**Objective**
Write out the material exactly, with the pictures left out.

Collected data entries
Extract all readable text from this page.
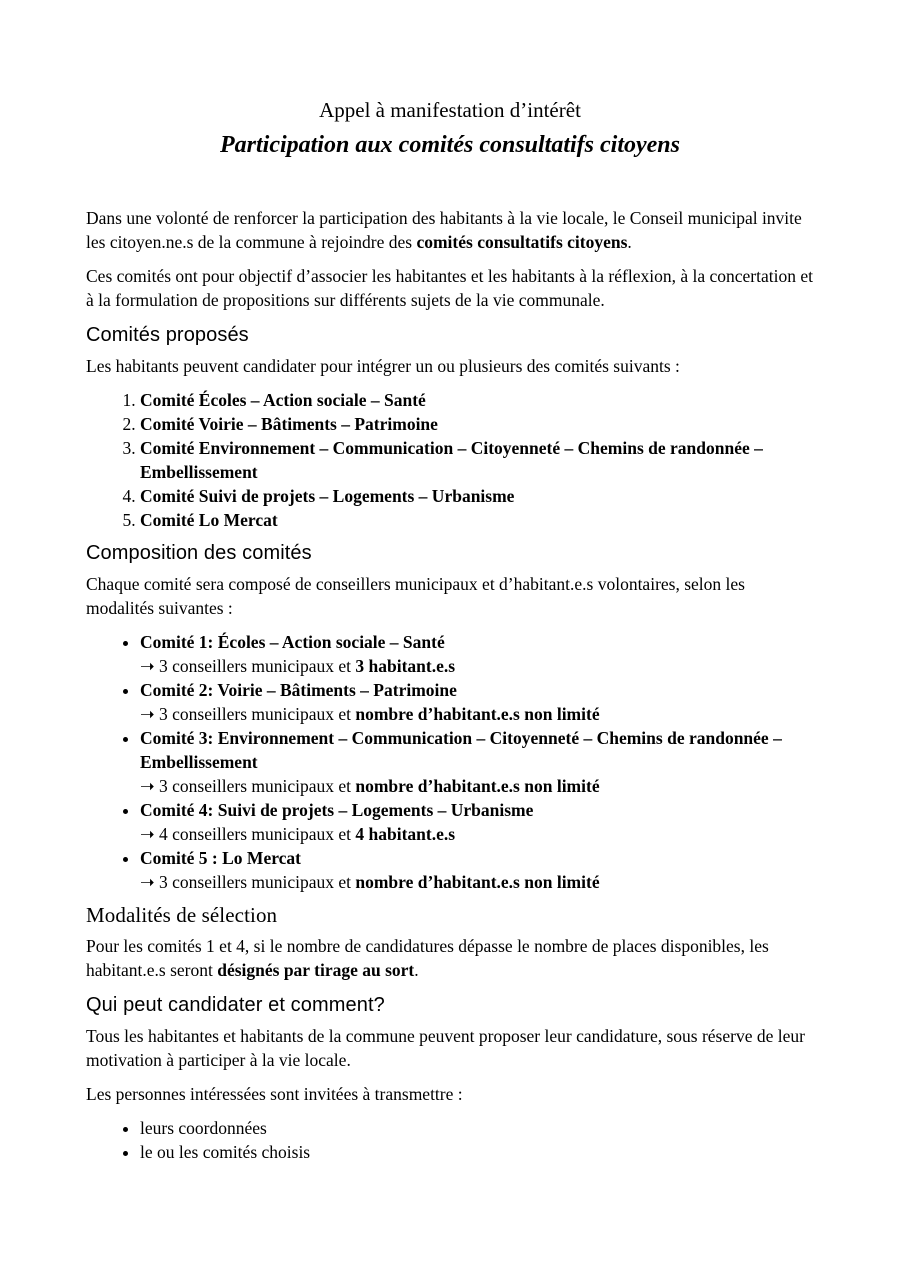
Appel à manifestation d’intérêt
Participation aux comités consultatifs citoyens

Dans une volonté de renforcer la participation des habitants à la vie locale, le Conseil municipal invite les citoyen.ne.s de la commune à rejoindre des comités consultatifs citoyens.

Ces comités ont pour objectif d’associer les habitantes et les habitants à la réflexion, à la concertation et à la formulation de propositions sur différents sujets de la vie communale.

Comités proposés

Les habitants peuvent candidater pour intégrer un ou plusieurs des comités suivants :

1. Comité Écoles – Action sociale – Santé
2. Comité Voirie – Bâtiments – Patrimoine
3. Comité Environnement – Communication – Citoyenneté – Chemins de randonnée – Embellissement
4. Comité Suivi de projets – Logements – Urbanisme
5. Comité Lo Mercat
Composition des comités

Chaque comité sera composé de conseillers municipaux et d’habitant.e.s volontaires, selon les modalités suivantes :

• Comité 1: Écoles – Action sociale – Santé
➝ 3 conseillers municipaux et 3 habitant.e.s
• Comité 2: Voirie – Bâtiments – Patrimoine
➝ 3 conseillers municipaux et nombre d’habitant.e.s non limité
• Comité 3: Environnement – Communication – Citoyenneté – Chemins de randonnée – Embellissement
➝ 3 conseillers municipaux et nombre d’habitant.e.s non limité
• Comité 4: Suivi de projets – Logements – Urbanisme
➝ 4 conseillers municipaux et 4 habitant.e.s
• Comité 5 : Lo Mercat
➝ 3 conseillers municipaux et nombre d’habitant.e.s non limité
Modalités de sélection

Pour les comités 1 et 4, si le nombre de candidatures dépasse le nombre de places disponibles, les habitant.e.s seront désignés par tirage au sort.

Qui peut candidater et comment?

Tous les habitantes et habitants de la commune peuvent proposer leur candidature, sous réserve de leur motivation à participer à la vie locale.

Les personnes intéressées sont invitées à transmettre :

• leurs coordonnées
• le ou les comités choisis
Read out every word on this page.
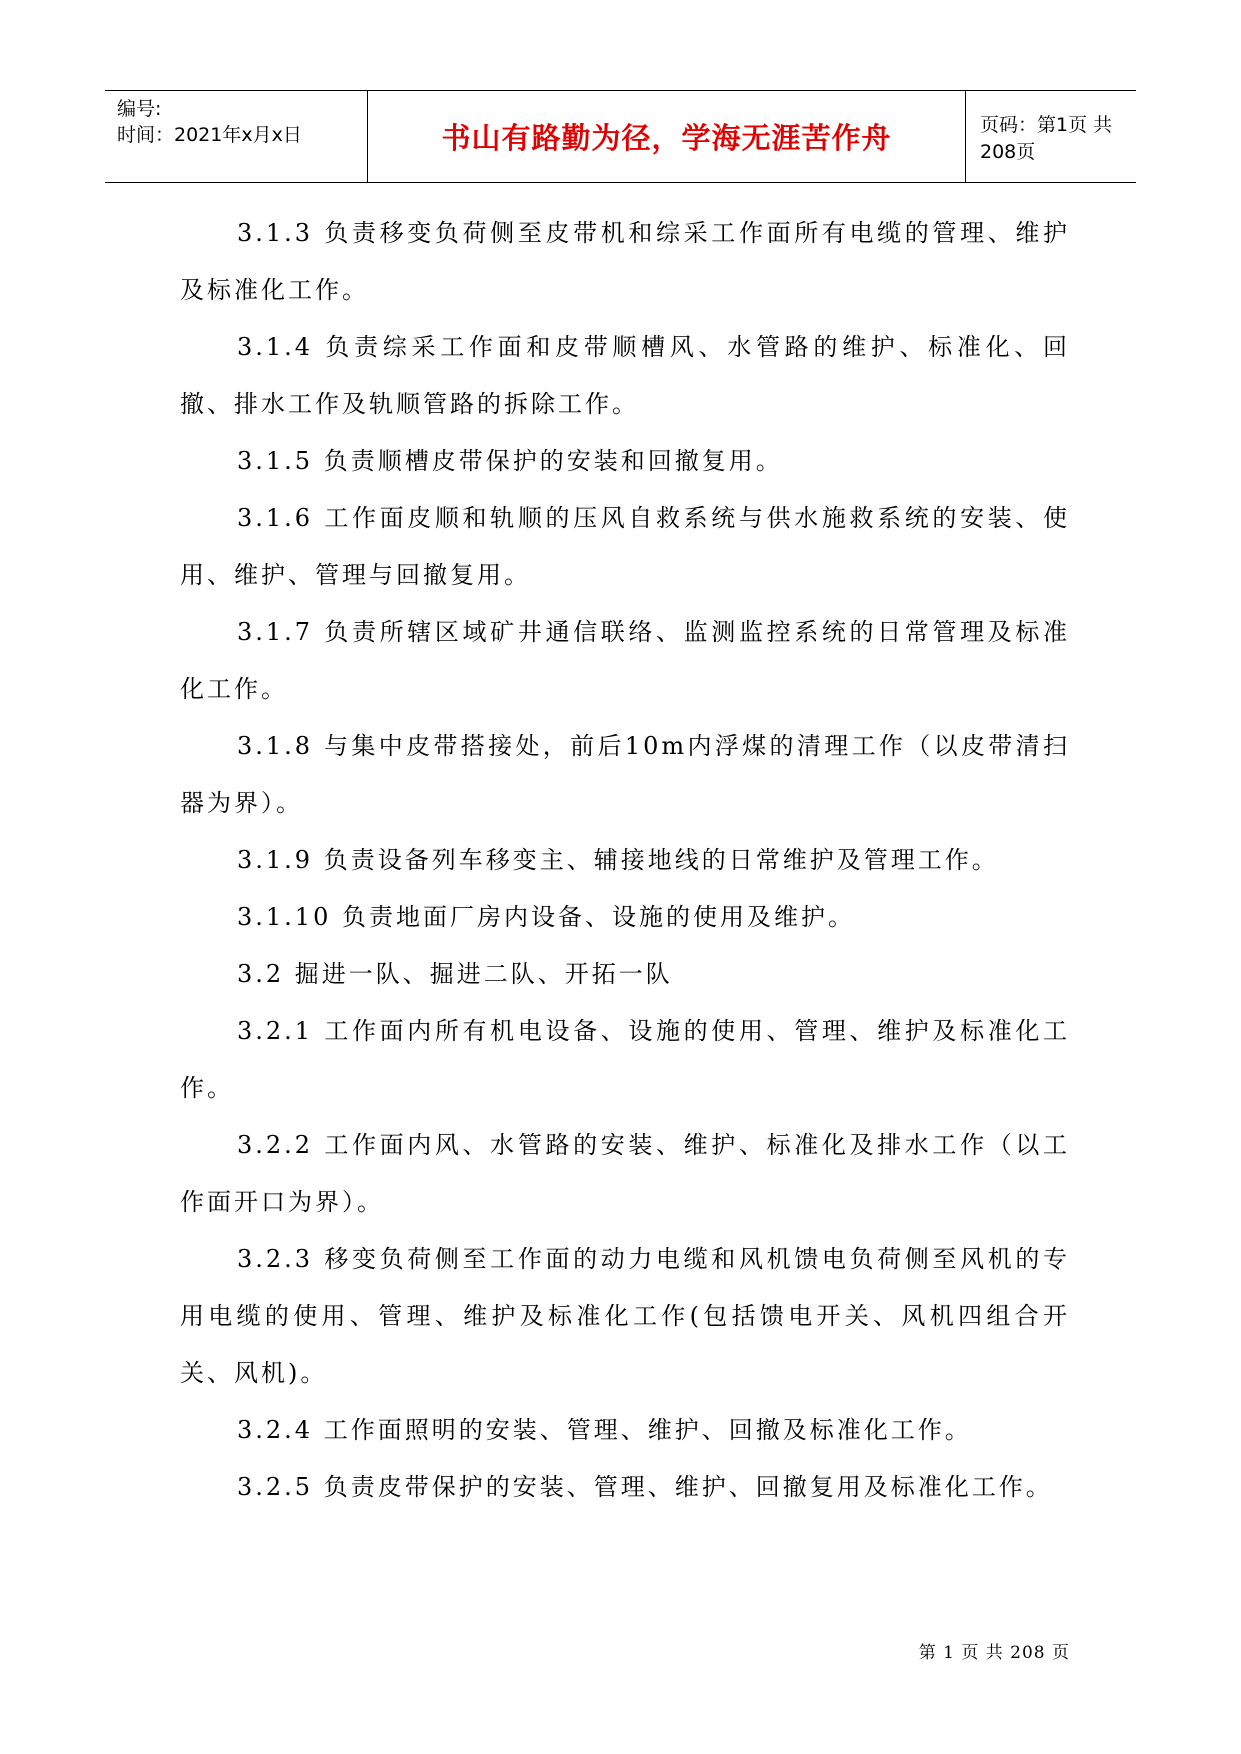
编号:
时间：2021年x月x日	书山有路勤为径，学海无涯苦作舟	页码：第1页 共208页

3.1.3 负责移变负荷侧至皮带机和综采工作面所有电缆的管理、维护及标准化工作。

3.1.4 负责综采工作面和皮带顺槽风、水管路的维护、标准化、回撤、排水工作及轨顺管路的拆除工作。

3.1.5 负责顺槽皮带保护的安装和回撤复用。

3.1.6 工作面皮顺和轨顺的压风自救系统与供水施救系统的安装、使用、维护、管理与回撤复用。

3.1.7 负责所辖区域矿井通信联络、监测监控系统的日常管理及标准化工作。

3.1.8 与集中皮带搭接处，前后10m内浮煤的清理工作（以皮带清扫器为界）。

3.1.9 负责设备列车移变主、辅接地线的日常维护及管理工作。

3.1.10 负责地面厂房内设备、设施的使用及维护。

3.2 掘进一队、掘进二队、开拓一队

3.2.1 工作面内所有机电设备、设施的使用、管理、维护及标准化工作。

3.2.2 工作面内风、水管路的安装、维护、标准化及排水工作（以工作面开口为界）。

3.2.3 移变负荷侧至工作面的动力电缆和风机馈电负荷侧至风机的专用电缆的使用、管理、维护及标准化工作(包括馈电开关、风机四组合开关、风机)。

3.2.4 工作面照明的安装、管理、维护、回撤及标准化工作。

3.2.5 负责皮带保护的安装、管理、维护、回撤复用及标准化工作。

第 1 页 共 208 页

**Solution**
Extract all readable text from this page.
Appel à manifestation d’intérêt
Participation aux comités consultatifs citoyens

Dans une volonté de renforcer la participation des habitants à la vie locale, le Conseil municipal invite les citoyen.ne.s de la commune à rejoindre des comités consultatifs citoyens.

Ces comités ont pour objectif d’associer les habitantes et les habitants à la réflexion, à la concertation et à la formulation de propositions sur différents sujets de la vie communale.

Comités proposés

Les habitants peuvent candidater pour intégrer un ou plusieurs des comités suivants :

1. Comité Écoles – Action sociale – Santé
2. Comité Voirie – Bâtiments – Patrimoine
3. Comité Environnement – Communication – Citoyenneté – Chemins de randonnée – Embellissement
4. Comité Suivi de projets – Logements – Urbanisme
5. Comité Lo Mercat
Composition des comités

Chaque comité sera composé de conseillers municipaux et d’habitant.e.s volontaires, selon les modalités suivantes :

• Comité 1: Écoles – Action sociale – Santé
➝ 3 conseillers municipaux et 3 habitant.e.s
• Comité 2: Voirie – Bâtiments – Patrimoine
➝ 3 conseillers municipaux et nombre d’habitant.e.s non limité
• Comité 3: Environnement – Communication – Citoyenneté – Chemins de randonnée – Embellissement
➝ 3 conseillers municipaux et nombre d’habitant.e.s non limité
• Comité 4: Suivi de projets – Logements – Urbanisme
➝ 4 conseillers municipaux et 4 habitant.e.s
• Comité 5 : Lo Mercat
➝ 3 conseillers municipaux et nombre d’habitant.e.s non limité
Modalités de sélection

Pour les comités 1 et 4, si le nombre de candidatures dépasse le nombre de places disponibles, les habitant.e.s seront désignés par tirage au sort.

Qui peut candidater et comment?

Tous les habitantes et habitants de la commune peuvent proposer leur candidature, sous réserve de leur motivation à participer à la vie locale.

Les personnes intéressées sont invitées à transmettre :

• leurs coordonnées
• le ou les comités choisis
Read out every word on this page.
编号:
时间：2021年x月x日	书山有路勤为径，学海无涯苦作舟	页码：第1页 共208页

3.1.3 负责移变负荷侧至皮带机和综采工作面所有电缆的管理、维护及标准化工作。

3.1.4 负责综采工作面和皮带顺槽风、水管路的维护、标准化、回撤、排水工作及轨顺管路的拆除工作。

3.1.5 负责顺槽皮带保护的安装和回撤复用。

3.1.6 工作面皮顺和轨顺的压风自救系统与供水施救系统的安装、使用、维护、管理与回撤复用。

3.1.7 负责所辖区域矿井通信联络、监测监控系统的日常管理及标准化工作。

3.1.8 与集中皮带搭接处，前后10m内浮煤的清理工作（以皮带清扫器为界）。

3.1.9 负责设备列车移变主、辅接地线的日常维护及管理工作。

3.1.10 负责地面厂房内设备、设施的使用及维护。

3.2 掘进一队、掘进二队、开拓一队

3.2.1 工作面内所有机电设备、设施的使用、管理、维护及标准化工作。

3.2.2 工作面内风、水管路的安装、维护、标准化及排水工作（以工作面开口为界）。

3.2.3 移变负荷侧至工作面的动力电缆和风机馈电负荷侧至风机的专用电缆的使用、管理、维护及标准化工作(包括馈电开关、风机四组合开关、风机)。

3.2.4 工作面照明的安装、管理、维护、回撤及标准化工作。

3.2.5 负责皮带保护的安装、管理、维护、回撤复用及标准化工作。

第 1 页 共 208 页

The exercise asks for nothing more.